• **DESCRIPTION OF THE TASK**: Restate each of the lines given below, word for word.
[start EXERCISE MATERIALS]
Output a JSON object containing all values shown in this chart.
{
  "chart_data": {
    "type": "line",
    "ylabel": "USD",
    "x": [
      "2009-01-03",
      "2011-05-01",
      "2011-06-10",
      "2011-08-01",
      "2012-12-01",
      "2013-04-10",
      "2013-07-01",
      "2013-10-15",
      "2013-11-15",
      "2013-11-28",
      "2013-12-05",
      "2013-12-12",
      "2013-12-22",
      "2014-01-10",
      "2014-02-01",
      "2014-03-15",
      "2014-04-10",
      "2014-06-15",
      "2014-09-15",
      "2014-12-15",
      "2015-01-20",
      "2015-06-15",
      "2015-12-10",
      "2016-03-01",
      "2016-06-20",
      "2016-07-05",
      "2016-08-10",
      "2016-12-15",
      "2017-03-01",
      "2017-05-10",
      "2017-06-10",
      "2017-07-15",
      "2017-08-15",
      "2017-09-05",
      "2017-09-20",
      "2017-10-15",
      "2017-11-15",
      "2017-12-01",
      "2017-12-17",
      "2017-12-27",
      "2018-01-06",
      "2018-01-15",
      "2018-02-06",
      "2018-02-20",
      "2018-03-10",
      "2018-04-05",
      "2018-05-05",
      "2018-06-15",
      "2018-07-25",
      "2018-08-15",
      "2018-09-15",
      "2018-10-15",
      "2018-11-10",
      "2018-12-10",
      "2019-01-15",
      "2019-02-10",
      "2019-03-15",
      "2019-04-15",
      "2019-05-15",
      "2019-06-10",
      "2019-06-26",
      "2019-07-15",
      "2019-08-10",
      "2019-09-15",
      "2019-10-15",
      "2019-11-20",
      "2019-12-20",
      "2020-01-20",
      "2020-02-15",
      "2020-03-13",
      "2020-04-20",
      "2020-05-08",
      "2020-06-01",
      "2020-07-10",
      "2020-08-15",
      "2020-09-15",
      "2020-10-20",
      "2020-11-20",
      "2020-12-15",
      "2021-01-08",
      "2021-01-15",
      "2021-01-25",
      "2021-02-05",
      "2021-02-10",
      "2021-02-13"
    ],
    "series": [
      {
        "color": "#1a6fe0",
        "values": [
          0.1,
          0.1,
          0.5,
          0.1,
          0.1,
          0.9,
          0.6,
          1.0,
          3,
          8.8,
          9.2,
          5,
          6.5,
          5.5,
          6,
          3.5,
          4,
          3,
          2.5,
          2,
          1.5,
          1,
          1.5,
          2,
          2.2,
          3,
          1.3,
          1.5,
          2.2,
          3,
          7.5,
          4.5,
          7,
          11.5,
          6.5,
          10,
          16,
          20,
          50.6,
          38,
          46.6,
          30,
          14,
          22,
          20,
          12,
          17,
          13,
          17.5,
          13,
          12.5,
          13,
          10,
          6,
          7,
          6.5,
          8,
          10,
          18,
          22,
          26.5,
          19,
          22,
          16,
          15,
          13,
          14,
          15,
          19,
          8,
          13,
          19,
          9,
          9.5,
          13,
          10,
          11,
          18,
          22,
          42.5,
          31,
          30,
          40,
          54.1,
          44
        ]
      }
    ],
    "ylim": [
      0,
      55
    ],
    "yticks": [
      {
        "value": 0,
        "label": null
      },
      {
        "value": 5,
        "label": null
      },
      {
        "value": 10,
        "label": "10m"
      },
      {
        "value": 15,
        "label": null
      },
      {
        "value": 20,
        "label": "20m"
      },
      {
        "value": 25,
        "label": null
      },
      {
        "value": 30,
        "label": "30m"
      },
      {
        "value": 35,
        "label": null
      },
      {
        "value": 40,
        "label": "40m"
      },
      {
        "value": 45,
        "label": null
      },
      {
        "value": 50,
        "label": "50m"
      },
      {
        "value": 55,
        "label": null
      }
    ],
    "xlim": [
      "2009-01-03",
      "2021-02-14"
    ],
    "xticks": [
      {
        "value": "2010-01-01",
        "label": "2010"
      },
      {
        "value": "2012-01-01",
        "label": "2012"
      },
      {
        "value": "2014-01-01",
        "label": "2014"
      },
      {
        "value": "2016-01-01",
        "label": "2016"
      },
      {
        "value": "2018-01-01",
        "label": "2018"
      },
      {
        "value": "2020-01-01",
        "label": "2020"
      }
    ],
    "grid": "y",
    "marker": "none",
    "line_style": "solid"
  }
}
[end EXERCISE MATERIALS]
• **RESPONSE TO THIS EXERCISE**:
Output a JSON object containing all values shown in this chart.
{
  "chart_data": {
    "type": "line",
    "ylabel": "USD",
    "x": [
      "2009-01-03",
      "2011-05-01",
      "2011-06-10",
      "2011-08-01",
      "2012-12-01",
      "2013-04-10",
      "2013-07-01",
      "2013-10-15",
      "2013-11-15",
      "2013-11-28",
      "2013-12-05",
      "2013-12-12",
      "2013-12-22",
      "2014-01-10",
      "2014-02-01",
      "2014-03-15",
      "2014-04-10",
      "2014-06-15",
      "2014-09-15",
      "2014-12-15",
      "2015-01-20",
      "2015-06-15",
      "2015-12-10",
      "2016-03-01",
      "2016-06-20",
      "2016-07-05",
      "2016-08-10",
      "2016-12-15",
      "2017-03-01",
      "2017-05-10",
      "2017-06-10",
      "2017-07-15",
      "2017-08-15",
      "2017-09-05",
      "2017-09-20",
      "2017-10-15",
      "2017-11-15",
      "2017-12-01",
      "2017-12-17",
      "2017-12-27",
      "2018-01-06",
      "2018-01-15",
      "2018-02-06",
      "2018-02-20",
      "2018-03-10",
      "2018-04-05",
      "2018-05-05",
      "2018-06-15",
      "2018-07-25",
      "2018-08-15",
      "2018-09-15",
      "2018-10-15",
      "2018-11-10",
      "2018-12-10",
      "2019-01-15",
      "2019-02-10",
      "2019-03-15",
      "2019-04-15",
      "2019-05-15",
      "2019-06-10",
      "2019-06-26",
      "2019-07-15",
      "2019-08-10",
      "2019-09-15",
      "2019-10-15",
      "2019-11-20",
      "2019-12-20",
      "2020-01-20",
      "2020-02-15",
      "2020-03-13",
      "2020-04-20",
      "2020-05-08",
      "2020-06-01",
      "2020-07-10",
      "2020-08-15",
      "2020-09-15",
      "2020-10-20",
      "2020-11-20",
      "2020-12-15",
      "2021-01-08",
      "2021-01-15",
      "2021-01-25",
      "2021-02-05",
      "2021-02-10",
      "2021-02-13"
    ],
    "series": [
      {
        "color": "#1a6fe0",
        "values": [
          0.1,
          0.1,
          0.5,
          0.1,
          0.1,
          0.9,
          0.6,
          1.0,
          3,
          8.8,
          9.2,
          5,
          6.5,
          5.5,
          6,
          3.5,
          4,
          3,
          2.5,
          2,
          1.5,
          1,
          1.5,
          2,
          2.2,
          3,
          1.3,
          1.5,
          2.2,
          3,
          7.5,
          4.5,
          7,
          11.5,
          6.5,
          10,
          16,
          20,
          50.6,
          38,
          46.6,
          30,
          14,
          22,
          20,
          12,
          17,
          13,
          17.5,
          13,
          12.5,
          13,
          10,
          6,
          7,
          6.5,
          8,
          10,
          18,
          22,
          26.5,
          19,
          22,
          16,
          15,
          13,
          14,
          15,
          19,
          8,
          13,
          19,
          9,
          9.5,
          13,
          10,
          11,
          18,
          22,
          42.5,
          31,
          30,
          40,
          54.1,
          44
        ]
      }
    ],
    "ylim": [
      0,
      55
    ],
    "yticks": [
      {
        "value": 0,
        "label": null
      },
      {
        "value": 5,
        "label": null
      },
      {
        "value": 10,
        "label": "10m"
      },
      {
        "value": 15,
        "label": null
      },
      {
        "value": 20,
        "label": "20m"
      },
      {
        "value": 25,
        "label": null
      },
      {
        "value": 30,
        "label": "30m"
      },
      {
        "value": 35,
        "label": null
      },
      {
        "value": 40,
        "label": "40m"
      },
      {
        "value": 45,
        "label": null
      },
      {
        "value": 50,
        "label": "50m"
      },
      {
        "value": 55,
        "label": null
      }
    ],
    "xlim": [
      "2009-01-03",
      "2021-02-14"
    ],
    "xticks": [
      {
        "value": "2010-01-01",
        "label": "2010"
      },
      {
        "value": "2012-01-01",
        "label": "2012"
      },
      {
        "value": "2014-01-01",
        "label": "2014"
      },
      {
        "value": "2016-01-01",
        "label": "2016"
      },
      {
        "value": "2018-01-01",
        "label": "2018"
      },
      {
        "value": "2020-01-01",
        "label": "2020"
      }
    ],
    "grid": "y",
    "marker": "none",
    "line_style": "solid"
  }
}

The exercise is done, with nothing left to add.